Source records

------------------------------------

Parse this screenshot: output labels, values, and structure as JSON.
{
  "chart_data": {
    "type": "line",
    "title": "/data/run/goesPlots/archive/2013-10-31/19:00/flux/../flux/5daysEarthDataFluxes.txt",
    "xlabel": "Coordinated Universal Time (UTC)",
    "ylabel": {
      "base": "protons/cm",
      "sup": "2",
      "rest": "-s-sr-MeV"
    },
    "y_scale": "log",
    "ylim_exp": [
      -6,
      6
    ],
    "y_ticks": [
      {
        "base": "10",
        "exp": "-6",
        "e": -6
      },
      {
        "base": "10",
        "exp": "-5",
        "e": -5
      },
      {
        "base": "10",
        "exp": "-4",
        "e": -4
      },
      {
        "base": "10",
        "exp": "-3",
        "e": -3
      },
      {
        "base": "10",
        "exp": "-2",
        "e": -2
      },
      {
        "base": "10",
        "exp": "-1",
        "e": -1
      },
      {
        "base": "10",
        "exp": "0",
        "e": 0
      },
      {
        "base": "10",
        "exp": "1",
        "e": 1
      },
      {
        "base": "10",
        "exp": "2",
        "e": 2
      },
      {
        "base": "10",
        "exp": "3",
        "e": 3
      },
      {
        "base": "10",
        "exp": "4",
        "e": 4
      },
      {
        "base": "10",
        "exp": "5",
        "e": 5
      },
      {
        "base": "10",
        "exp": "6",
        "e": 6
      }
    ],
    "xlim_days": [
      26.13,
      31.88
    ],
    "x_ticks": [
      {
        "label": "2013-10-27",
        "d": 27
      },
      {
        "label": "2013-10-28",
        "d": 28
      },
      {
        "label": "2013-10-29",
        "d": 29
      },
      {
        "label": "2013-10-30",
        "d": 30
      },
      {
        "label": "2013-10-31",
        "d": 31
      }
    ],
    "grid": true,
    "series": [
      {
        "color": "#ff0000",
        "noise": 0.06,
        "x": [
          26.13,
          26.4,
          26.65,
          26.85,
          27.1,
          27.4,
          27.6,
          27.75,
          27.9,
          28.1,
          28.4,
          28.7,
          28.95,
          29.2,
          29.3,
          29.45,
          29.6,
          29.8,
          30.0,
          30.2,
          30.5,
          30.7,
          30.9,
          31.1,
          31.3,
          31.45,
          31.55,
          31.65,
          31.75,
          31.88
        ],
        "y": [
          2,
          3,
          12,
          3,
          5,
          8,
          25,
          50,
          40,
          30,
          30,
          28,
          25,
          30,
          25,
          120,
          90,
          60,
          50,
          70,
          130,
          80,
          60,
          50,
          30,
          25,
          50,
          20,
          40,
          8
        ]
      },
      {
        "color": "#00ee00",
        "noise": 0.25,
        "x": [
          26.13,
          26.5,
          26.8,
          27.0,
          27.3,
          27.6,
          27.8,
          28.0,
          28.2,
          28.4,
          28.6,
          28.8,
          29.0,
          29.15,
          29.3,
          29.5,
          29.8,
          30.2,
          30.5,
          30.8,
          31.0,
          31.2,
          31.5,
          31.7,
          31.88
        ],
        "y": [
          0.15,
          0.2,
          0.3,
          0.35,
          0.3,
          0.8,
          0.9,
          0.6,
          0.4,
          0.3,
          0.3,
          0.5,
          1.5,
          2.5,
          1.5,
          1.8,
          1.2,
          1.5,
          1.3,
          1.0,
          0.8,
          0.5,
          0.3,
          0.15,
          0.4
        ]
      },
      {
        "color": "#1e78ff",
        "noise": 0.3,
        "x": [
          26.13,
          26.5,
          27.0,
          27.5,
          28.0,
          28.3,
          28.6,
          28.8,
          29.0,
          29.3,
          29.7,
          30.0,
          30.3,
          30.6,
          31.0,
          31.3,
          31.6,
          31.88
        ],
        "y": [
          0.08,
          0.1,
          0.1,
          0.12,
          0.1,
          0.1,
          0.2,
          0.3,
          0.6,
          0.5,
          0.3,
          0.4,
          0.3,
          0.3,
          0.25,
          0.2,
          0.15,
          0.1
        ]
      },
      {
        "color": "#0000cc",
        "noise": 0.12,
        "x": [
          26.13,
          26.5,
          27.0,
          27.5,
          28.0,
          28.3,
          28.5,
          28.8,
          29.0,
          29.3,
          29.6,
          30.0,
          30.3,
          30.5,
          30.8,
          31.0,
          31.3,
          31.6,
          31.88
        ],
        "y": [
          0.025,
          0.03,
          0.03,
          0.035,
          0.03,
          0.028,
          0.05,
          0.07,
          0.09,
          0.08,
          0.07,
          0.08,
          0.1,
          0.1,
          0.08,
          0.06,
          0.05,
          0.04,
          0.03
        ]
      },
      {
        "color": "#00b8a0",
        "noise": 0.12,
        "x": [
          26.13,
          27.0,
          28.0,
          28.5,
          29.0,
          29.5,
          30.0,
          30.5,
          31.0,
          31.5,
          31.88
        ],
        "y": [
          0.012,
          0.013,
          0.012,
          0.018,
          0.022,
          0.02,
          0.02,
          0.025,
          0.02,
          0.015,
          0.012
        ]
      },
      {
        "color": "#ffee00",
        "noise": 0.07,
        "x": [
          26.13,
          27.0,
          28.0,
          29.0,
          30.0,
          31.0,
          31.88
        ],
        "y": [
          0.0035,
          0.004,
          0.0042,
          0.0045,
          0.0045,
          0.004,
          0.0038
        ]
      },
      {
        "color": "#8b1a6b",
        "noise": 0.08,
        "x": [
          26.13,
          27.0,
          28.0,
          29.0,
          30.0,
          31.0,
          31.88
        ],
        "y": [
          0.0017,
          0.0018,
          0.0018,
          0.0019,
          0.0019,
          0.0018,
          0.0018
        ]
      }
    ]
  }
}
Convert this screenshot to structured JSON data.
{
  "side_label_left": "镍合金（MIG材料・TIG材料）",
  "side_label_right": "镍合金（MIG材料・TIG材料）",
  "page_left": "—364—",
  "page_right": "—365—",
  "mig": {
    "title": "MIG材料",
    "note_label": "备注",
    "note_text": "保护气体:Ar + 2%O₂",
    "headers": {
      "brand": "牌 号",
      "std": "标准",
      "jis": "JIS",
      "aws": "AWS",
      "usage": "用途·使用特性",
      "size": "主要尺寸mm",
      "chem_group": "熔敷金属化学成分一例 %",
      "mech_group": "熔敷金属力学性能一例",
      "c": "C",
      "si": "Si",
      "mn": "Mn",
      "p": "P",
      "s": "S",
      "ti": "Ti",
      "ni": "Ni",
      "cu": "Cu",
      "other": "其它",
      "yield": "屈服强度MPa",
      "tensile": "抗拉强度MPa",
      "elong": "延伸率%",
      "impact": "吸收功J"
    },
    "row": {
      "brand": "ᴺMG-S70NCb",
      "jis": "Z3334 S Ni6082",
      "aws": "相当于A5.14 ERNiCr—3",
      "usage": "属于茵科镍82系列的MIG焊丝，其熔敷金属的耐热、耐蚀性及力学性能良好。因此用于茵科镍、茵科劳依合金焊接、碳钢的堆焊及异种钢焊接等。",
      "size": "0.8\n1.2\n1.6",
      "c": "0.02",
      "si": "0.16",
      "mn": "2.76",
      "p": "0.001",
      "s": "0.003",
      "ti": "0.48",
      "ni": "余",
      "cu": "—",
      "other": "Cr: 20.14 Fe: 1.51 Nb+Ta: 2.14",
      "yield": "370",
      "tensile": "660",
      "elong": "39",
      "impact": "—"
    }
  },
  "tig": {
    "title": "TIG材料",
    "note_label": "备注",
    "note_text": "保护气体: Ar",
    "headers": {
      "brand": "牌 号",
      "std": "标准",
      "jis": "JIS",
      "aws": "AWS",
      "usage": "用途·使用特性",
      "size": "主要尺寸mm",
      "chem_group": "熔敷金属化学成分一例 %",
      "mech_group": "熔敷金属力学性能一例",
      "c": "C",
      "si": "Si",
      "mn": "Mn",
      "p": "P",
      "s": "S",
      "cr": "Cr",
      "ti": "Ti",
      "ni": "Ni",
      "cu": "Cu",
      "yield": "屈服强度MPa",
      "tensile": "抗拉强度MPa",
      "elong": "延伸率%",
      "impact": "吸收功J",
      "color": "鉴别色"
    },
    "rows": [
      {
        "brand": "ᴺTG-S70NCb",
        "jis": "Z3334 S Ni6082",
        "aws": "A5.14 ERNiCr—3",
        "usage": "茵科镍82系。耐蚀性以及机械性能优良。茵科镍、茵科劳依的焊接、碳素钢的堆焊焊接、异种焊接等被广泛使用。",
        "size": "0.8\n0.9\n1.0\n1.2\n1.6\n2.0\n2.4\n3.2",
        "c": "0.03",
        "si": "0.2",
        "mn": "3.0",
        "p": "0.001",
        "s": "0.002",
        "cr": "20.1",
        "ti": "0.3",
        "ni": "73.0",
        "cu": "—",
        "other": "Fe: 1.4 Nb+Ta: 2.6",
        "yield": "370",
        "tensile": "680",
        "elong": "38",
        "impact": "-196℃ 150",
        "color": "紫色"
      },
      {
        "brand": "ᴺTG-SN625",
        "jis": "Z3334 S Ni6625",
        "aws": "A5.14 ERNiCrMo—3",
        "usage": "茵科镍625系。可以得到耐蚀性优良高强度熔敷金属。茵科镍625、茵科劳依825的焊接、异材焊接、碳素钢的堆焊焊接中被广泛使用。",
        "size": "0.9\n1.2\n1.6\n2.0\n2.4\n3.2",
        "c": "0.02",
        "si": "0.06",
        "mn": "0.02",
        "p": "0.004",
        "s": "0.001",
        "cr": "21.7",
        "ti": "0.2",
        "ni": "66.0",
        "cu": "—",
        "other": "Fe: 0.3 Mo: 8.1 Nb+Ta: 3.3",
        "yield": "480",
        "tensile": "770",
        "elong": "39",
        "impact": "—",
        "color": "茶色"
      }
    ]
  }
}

------------------------------------

▶ **What is expected**:
Scan the material above. Extract every line in which the word "color" occurs.

▶ **Expected answer**:
        "color": "#ff0000",
        "color": "#00ee00",
        "color": "#1e78ff",
        "color": "#0000cc",
        "color": "#00b8a0",
        "color": "#ffee00",
        "color": "#8b1a6b",
      "color": "鉴别色"
        "color": "紫色"
        "color": "茶色"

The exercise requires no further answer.